::: Data in this exercise :::
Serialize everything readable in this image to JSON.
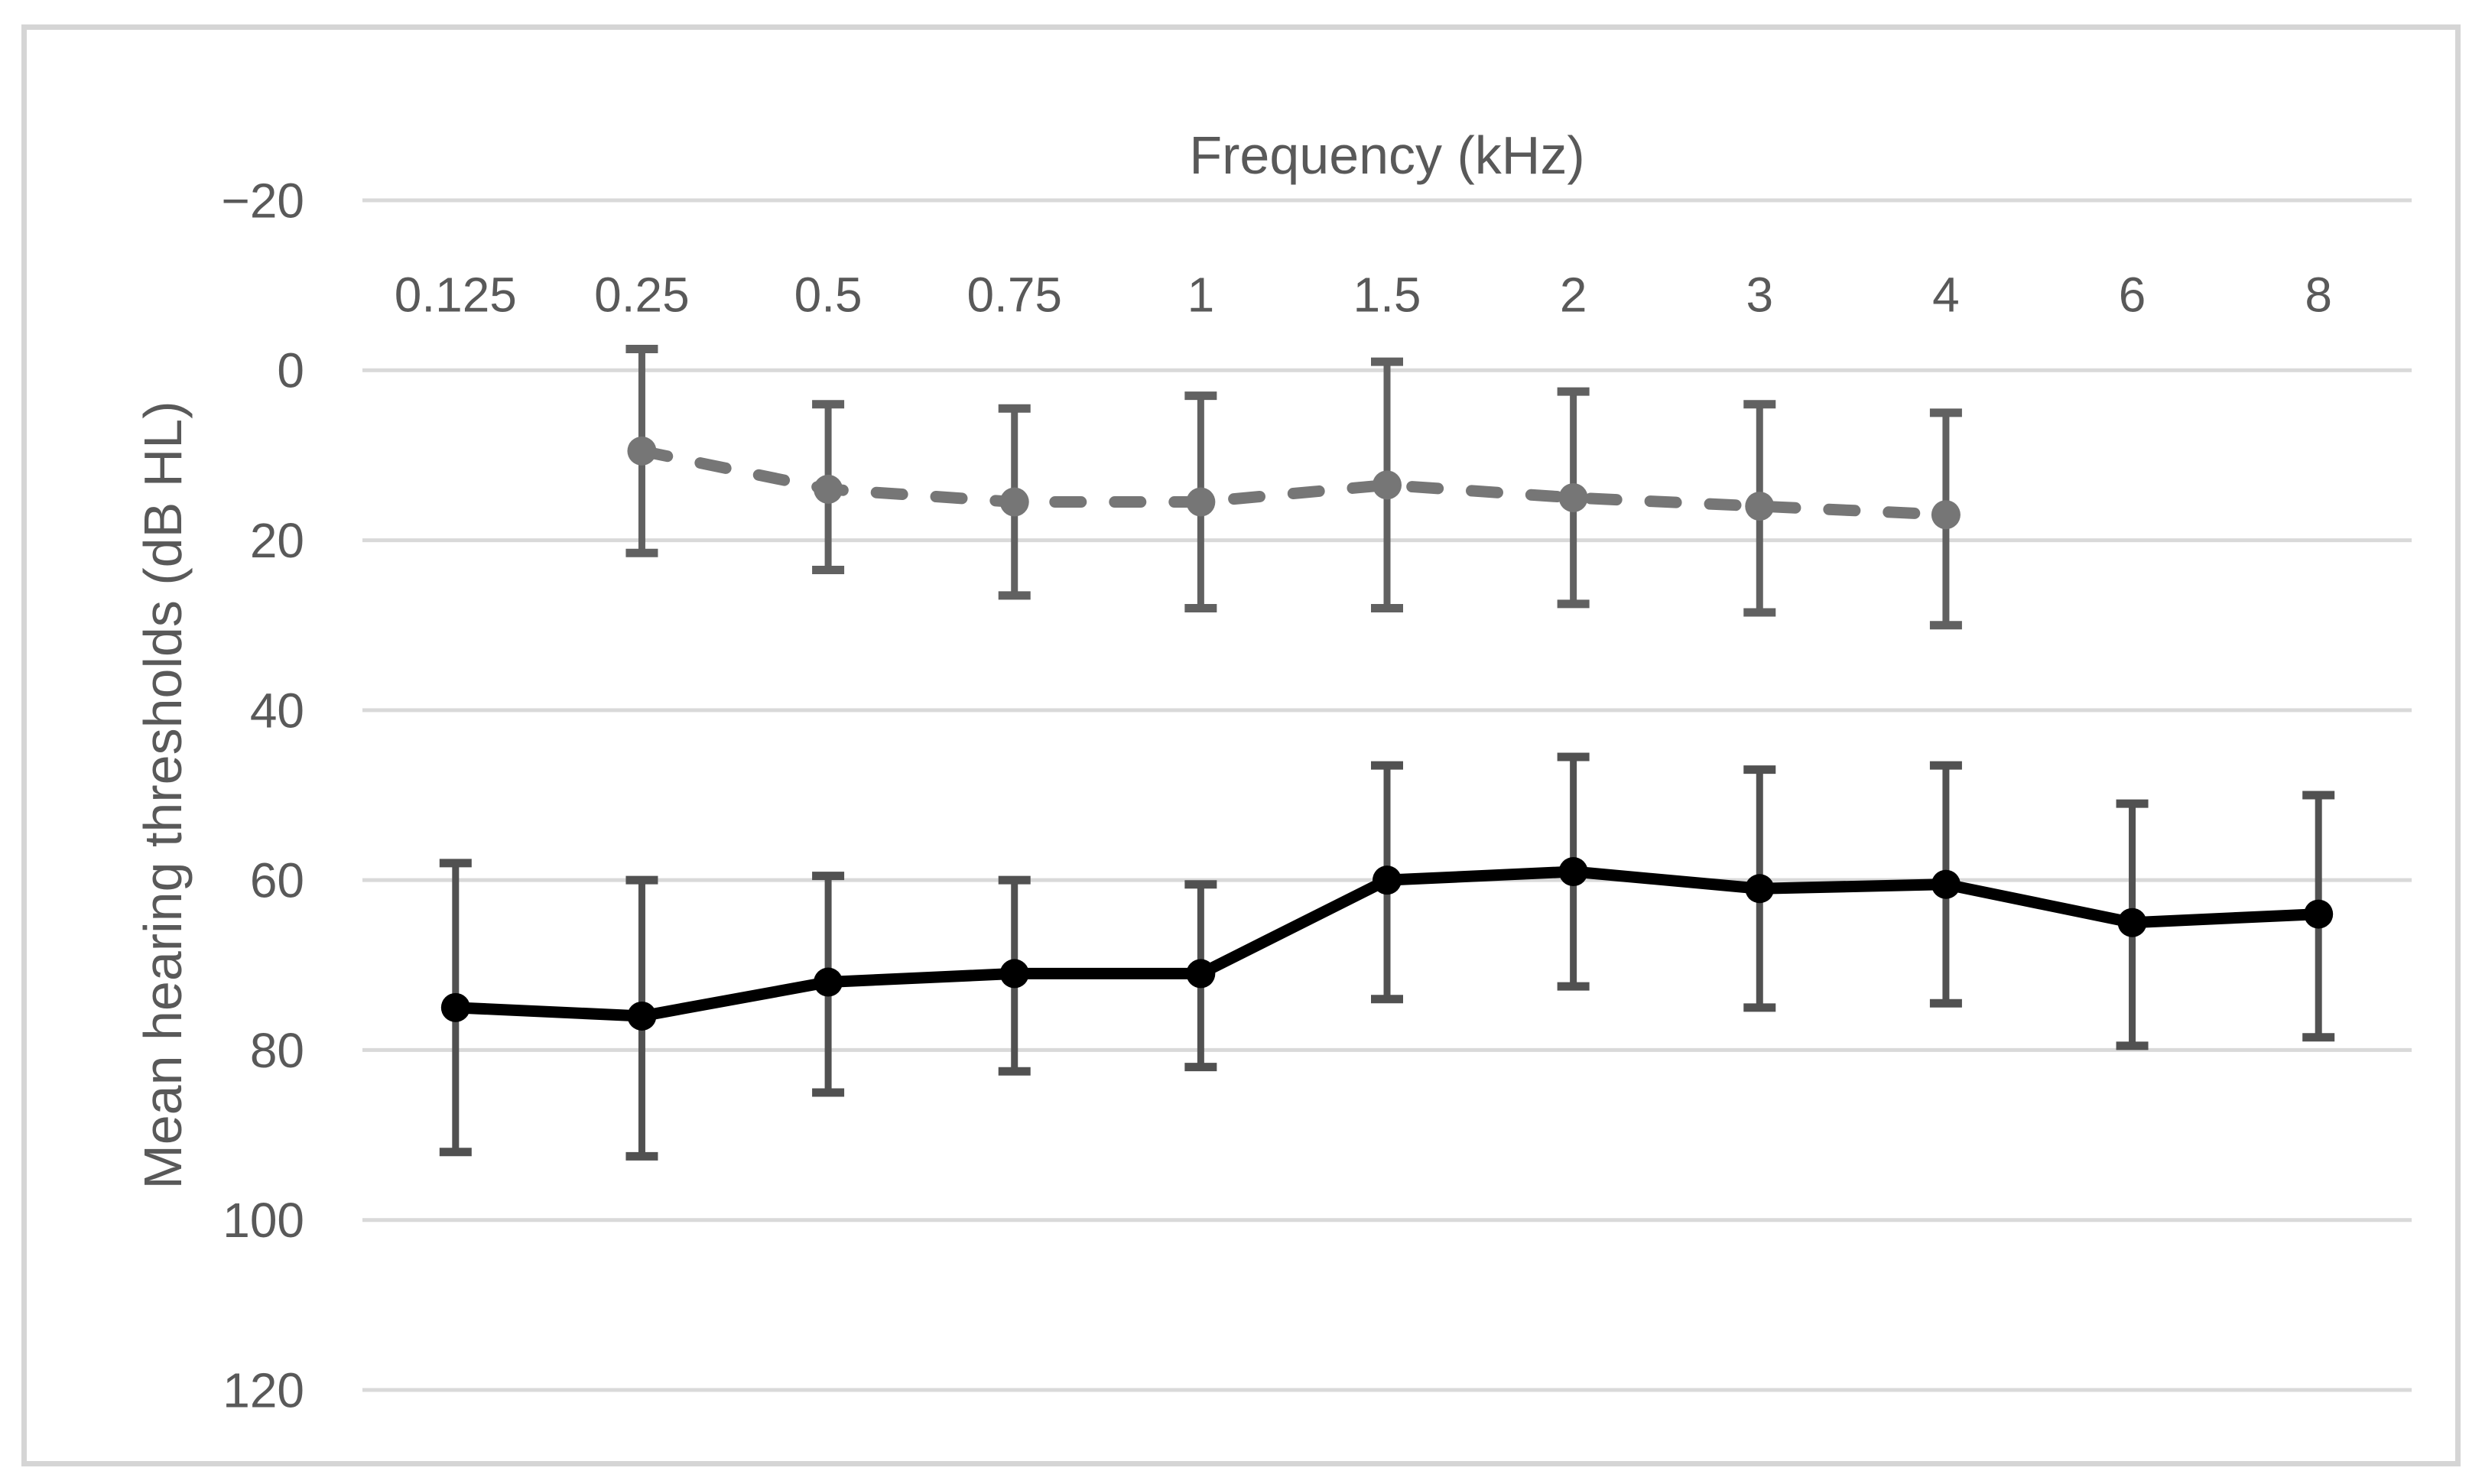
{
  "chart_data": {
    "type": "line",
    "x_axis_title": "Frequency (kHz)",
    "y_axis_title": "Mean hearing thresholds (dB HL)",
    "categories": [
      "0.125",
      "0.25",
      "0.5",
      "0.75",
      "1",
      "1.5",
      "2",
      "3",
      "4",
      "6",
      "8"
    ],
    "y_axis": {
      "min": -20,
      "max": 120,
      "step": 20,
      "inverted": true,
      "tick_labels": [
        "−20",
        "0",
        "20",
        "40",
        "60",
        "80",
        "100",
        "120"
      ],
      "tick_values": [
        -20,
        0,
        20,
        40,
        60,
        80,
        100,
        120
      ]
    },
    "grid": "horizontal",
    "legend": "none",
    "series": [
      {
        "id": "gray-dashed-series",
        "line_style": "dashed",
        "color": "#767676",
        "error_bar_color": "#616161",
        "values": [
          null,
          9.5,
          14,
          15.5,
          15.5,
          13.5,
          15,
          16,
          17,
          null,
          null
        ],
        "error_low": [
          null,
          -2.5,
          4,
          4.5,
          3,
          -1,
          2.5,
          4,
          5,
          null,
          null
        ],
        "error_high": [
          null,
          21.5,
          23.5,
          26.5,
          28,
          28,
          27.5,
          28.5,
          30,
          null,
          null
        ]
      },
      {
        "id": "black-solid-series",
        "line_style": "solid",
        "color": "#000000",
        "error_bar_color": "#515151",
        "values": [
          75,
          76,
          72,
          71,
          71,
          60,
          59,
          61,
          60.5,
          65,
          64
        ],
        "error_low": [
          58,
          60,
          59.5,
          60,
          60.5,
          46.5,
          45.5,
          47,
          46.5,
          51,
          50
        ],
        "error_high": [
          92,
          92.5,
          85,
          82.5,
          82,
          74,
          72.5,
          75,
          74.5,
          79.5,
          78.5
        ]
      }
    ],
    "style": {
      "gridline_color": "#d9d9d9",
      "border_color": "#d5d5d5",
      "text_color": "#595959",
      "background_color": "#ffffff"
    }
  }
}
:::
• [Exercise details]:
Copy every line of the data exactly as written, excluding the pictures.

• [Result for this exercise]:
Serialize everything readable in this image to JSON.
{
  "chart_data": {
    "type": "line",
    "x_axis_title": "Frequency (kHz)",
    "y_axis_title": "Mean hearing thresholds (dB HL)",
    "categories": [
      "0.125",
      "0.25",
      "0.5",
      "0.75",
      "1",
      "1.5",
      "2",
      "3",
      "4",
      "6",
      "8"
    ],
    "y_axis": {
      "min": -20,
      "max": 120,
      "step": 20,
      "inverted": true,
      "tick_labels": [
        "−20",
        "0",
        "20",
        "40",
        "60",
        "80",
        "100",
        "120"
      ],
      "tick_values": [
        -20,
        0,
        20,
        40,
        60,
        80,
        100,
        120
      ]
    },
    "grid": "horizontal",
    "legend": "none",
    "series": [
      {
        "id": "gray-dashed-series",
        "line_style": "dashed",
        "color": "#767676",
        "error_bar_color": "#616161",
        "values": [
          null,
          9.5,
          14,
          15.5,
          15.5,
          13.5,
          15,
          16,
          17,
          null,
          null
        ],
        "error_low": [
          null,
          -2.5,
          4,
          4.5,
          3,
          -1,
          2.5,
          4,
          5,
          null,
          null
        ],
        "error_high": [
          null,
          21.5,
          23.5,
          26.5,
          28,
          28,
          27.5,
          28.5,
          30,
          null,
          null
        ]
      },
      {
        "id": "black-solid-series",
        "line_style": "solid",
        "color": "#000000",
        "error_bar_color": "#515151",
        "values": [
          75,
          76,
          72,
          71,
          71,
          60,
          59,
          61,
          60.5,
          65,
          64
        ],
        "error_low": [
          58,
          60,
          59.5,
          60,
          60.5,
          46.5,
          45.5,
          47,
          46.5,
          51,
          50
        ],
        "error_high": [
          92,
          92.5,
          85,
          82.5,
          82,
          74,
          72.5,
          75,
          74.5,
          79.5,
          78.5
        ]
      }
    ],
    "style": {
      "gridline_color": "#d9d9d9",
      "border_color": "#d5d5d5",
      "text_color": "#595959",
      "background_color": "#ffffff"
    }
  }
}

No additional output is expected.